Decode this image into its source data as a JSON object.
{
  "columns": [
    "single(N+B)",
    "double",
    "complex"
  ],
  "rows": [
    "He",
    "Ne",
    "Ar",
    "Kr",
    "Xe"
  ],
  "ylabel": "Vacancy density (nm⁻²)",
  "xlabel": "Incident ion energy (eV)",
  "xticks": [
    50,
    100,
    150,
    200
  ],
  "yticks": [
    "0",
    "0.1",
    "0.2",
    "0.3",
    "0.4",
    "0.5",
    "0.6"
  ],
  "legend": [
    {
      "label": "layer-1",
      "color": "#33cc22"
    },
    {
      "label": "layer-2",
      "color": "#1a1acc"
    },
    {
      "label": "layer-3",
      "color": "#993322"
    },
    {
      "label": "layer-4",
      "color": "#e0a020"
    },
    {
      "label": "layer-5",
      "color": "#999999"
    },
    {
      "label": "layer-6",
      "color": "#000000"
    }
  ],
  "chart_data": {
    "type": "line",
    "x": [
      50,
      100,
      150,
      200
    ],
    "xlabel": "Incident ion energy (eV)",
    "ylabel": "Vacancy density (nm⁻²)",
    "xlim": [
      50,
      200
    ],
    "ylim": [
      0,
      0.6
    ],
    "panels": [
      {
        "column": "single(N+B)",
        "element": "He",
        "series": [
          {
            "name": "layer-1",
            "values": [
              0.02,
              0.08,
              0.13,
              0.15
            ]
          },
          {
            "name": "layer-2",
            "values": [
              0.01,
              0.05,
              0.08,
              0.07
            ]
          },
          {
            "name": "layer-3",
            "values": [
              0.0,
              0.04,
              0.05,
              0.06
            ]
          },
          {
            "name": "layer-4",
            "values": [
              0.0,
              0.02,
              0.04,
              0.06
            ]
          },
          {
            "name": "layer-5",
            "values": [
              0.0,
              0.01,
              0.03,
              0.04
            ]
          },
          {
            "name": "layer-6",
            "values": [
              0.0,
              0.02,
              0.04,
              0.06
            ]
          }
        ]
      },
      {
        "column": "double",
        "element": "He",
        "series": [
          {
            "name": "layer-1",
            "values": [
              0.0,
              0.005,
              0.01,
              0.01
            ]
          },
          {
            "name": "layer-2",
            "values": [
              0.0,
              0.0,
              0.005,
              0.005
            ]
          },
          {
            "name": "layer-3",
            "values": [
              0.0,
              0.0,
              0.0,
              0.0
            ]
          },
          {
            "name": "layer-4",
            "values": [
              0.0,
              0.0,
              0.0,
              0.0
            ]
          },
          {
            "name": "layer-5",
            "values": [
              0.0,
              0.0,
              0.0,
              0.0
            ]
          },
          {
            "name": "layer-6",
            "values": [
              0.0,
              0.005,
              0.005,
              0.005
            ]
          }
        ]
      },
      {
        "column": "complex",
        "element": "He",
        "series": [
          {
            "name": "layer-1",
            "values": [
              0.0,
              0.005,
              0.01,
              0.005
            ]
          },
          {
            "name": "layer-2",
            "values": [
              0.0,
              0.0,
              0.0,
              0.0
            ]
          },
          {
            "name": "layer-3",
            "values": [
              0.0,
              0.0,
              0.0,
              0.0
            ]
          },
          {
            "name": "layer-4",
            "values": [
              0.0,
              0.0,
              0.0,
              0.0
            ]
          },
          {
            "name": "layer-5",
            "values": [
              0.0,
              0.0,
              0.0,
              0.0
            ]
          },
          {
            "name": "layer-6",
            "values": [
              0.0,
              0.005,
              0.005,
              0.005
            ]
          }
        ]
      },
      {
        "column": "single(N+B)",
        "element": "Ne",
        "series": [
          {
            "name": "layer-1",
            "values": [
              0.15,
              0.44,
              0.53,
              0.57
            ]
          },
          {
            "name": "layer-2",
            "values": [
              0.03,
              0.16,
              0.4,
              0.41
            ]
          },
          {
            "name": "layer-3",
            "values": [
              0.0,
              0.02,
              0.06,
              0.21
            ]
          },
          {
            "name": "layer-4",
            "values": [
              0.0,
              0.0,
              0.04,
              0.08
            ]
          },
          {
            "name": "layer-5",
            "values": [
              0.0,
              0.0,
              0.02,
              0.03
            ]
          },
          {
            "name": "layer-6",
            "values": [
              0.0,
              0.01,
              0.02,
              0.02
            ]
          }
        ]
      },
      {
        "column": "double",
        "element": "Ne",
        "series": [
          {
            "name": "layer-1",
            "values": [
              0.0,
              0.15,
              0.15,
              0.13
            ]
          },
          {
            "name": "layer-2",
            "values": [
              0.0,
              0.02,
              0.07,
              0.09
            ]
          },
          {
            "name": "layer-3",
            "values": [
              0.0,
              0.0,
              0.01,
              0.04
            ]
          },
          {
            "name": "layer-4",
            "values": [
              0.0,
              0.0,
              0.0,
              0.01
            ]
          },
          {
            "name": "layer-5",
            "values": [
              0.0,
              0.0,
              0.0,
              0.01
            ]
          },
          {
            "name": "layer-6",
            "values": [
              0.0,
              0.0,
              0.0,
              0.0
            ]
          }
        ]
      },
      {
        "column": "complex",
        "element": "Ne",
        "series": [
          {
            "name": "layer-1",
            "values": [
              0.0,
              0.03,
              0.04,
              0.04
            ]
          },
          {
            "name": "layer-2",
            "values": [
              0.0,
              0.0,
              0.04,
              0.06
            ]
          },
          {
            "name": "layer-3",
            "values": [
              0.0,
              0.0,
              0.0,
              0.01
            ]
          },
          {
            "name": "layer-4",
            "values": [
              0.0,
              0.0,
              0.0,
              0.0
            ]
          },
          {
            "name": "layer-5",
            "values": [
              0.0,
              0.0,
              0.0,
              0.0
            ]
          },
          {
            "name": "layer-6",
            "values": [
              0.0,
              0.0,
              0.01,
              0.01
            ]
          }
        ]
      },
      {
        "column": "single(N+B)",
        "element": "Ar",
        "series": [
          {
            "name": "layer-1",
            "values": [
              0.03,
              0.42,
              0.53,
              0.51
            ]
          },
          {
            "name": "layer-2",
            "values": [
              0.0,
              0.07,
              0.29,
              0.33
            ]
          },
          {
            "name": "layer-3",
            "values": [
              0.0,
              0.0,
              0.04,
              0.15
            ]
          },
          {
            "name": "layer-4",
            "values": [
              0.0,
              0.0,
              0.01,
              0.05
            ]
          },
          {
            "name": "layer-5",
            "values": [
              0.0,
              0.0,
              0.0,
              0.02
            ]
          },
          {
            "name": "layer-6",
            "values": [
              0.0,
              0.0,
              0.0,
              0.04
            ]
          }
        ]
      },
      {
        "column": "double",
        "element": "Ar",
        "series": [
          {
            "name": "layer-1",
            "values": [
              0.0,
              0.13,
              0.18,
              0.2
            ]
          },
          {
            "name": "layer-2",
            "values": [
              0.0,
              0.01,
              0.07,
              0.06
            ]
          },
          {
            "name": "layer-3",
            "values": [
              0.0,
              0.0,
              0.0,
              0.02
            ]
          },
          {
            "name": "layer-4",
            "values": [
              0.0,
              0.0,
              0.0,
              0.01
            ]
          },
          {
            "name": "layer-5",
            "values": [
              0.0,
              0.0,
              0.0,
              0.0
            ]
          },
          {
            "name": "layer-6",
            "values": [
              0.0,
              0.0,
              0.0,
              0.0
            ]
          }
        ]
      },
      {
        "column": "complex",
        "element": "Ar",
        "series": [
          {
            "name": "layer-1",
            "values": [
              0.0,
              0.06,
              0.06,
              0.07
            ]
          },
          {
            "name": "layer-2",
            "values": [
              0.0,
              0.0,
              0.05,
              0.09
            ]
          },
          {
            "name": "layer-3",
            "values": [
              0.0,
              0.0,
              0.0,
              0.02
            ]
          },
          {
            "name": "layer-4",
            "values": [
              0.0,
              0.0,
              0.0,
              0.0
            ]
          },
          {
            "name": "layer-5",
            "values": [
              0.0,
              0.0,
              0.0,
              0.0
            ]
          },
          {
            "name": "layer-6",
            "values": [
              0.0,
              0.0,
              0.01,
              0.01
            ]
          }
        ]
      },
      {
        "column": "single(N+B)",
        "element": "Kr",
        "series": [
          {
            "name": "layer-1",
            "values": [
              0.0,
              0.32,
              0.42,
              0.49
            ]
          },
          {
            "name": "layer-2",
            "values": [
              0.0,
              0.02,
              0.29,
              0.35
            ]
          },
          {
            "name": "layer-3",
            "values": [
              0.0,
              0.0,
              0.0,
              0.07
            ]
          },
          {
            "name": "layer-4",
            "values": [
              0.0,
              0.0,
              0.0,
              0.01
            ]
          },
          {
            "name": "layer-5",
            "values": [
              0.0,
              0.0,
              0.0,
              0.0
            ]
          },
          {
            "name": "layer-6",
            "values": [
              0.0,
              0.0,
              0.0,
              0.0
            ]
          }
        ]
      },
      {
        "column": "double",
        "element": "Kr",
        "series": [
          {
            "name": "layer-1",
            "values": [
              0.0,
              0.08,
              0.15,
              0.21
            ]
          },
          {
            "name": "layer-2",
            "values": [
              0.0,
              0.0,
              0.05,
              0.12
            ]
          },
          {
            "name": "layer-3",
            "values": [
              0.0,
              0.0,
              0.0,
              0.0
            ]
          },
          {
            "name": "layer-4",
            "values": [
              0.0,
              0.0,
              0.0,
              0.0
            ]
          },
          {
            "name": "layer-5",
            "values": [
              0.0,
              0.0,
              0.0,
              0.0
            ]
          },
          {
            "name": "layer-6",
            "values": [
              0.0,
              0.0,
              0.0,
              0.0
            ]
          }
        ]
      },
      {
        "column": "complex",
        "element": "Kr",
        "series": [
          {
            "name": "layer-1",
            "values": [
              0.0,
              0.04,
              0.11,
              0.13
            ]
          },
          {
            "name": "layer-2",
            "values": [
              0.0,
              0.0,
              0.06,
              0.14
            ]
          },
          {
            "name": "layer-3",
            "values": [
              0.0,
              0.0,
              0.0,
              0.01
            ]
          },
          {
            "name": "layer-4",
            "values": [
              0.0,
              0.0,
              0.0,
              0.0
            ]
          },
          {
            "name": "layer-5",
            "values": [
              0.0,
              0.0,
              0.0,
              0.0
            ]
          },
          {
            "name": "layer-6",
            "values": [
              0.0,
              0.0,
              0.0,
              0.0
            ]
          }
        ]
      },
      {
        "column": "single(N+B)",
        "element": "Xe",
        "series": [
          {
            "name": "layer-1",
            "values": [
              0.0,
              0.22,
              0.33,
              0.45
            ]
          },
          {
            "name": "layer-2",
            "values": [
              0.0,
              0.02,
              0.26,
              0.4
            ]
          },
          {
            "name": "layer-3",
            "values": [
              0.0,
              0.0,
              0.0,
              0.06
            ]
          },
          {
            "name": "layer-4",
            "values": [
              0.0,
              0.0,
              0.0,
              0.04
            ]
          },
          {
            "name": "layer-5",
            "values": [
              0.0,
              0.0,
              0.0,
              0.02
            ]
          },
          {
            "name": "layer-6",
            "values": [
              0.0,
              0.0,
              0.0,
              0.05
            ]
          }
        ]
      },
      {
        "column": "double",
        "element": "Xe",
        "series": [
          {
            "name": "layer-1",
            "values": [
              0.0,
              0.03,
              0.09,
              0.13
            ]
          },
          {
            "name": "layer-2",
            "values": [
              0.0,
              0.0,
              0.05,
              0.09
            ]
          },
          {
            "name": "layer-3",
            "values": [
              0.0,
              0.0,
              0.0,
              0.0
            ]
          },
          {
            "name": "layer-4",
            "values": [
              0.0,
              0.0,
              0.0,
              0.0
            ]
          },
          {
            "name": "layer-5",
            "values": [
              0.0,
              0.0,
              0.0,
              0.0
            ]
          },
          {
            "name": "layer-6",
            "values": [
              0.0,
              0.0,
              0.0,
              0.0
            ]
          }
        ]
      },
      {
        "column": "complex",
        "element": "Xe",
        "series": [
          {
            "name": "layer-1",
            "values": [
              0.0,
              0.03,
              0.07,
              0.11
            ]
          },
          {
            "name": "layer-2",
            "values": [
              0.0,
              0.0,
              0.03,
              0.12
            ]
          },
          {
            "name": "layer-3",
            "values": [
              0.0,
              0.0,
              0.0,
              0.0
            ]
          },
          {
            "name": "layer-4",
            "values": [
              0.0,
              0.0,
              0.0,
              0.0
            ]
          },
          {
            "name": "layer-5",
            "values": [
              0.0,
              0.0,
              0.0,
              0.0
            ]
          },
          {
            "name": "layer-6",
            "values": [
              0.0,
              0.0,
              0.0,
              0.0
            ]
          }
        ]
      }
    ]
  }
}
..............................
- WHAT IS EXPECTED -
Identify each line of the material where the word "ylabel" shows up, and copy it.

- ANSWER TO THE TASK -
  "ylabel": "Vacancy density (nm⁻²)",
    "ylabel": "Vacancy density (nm⁻²)",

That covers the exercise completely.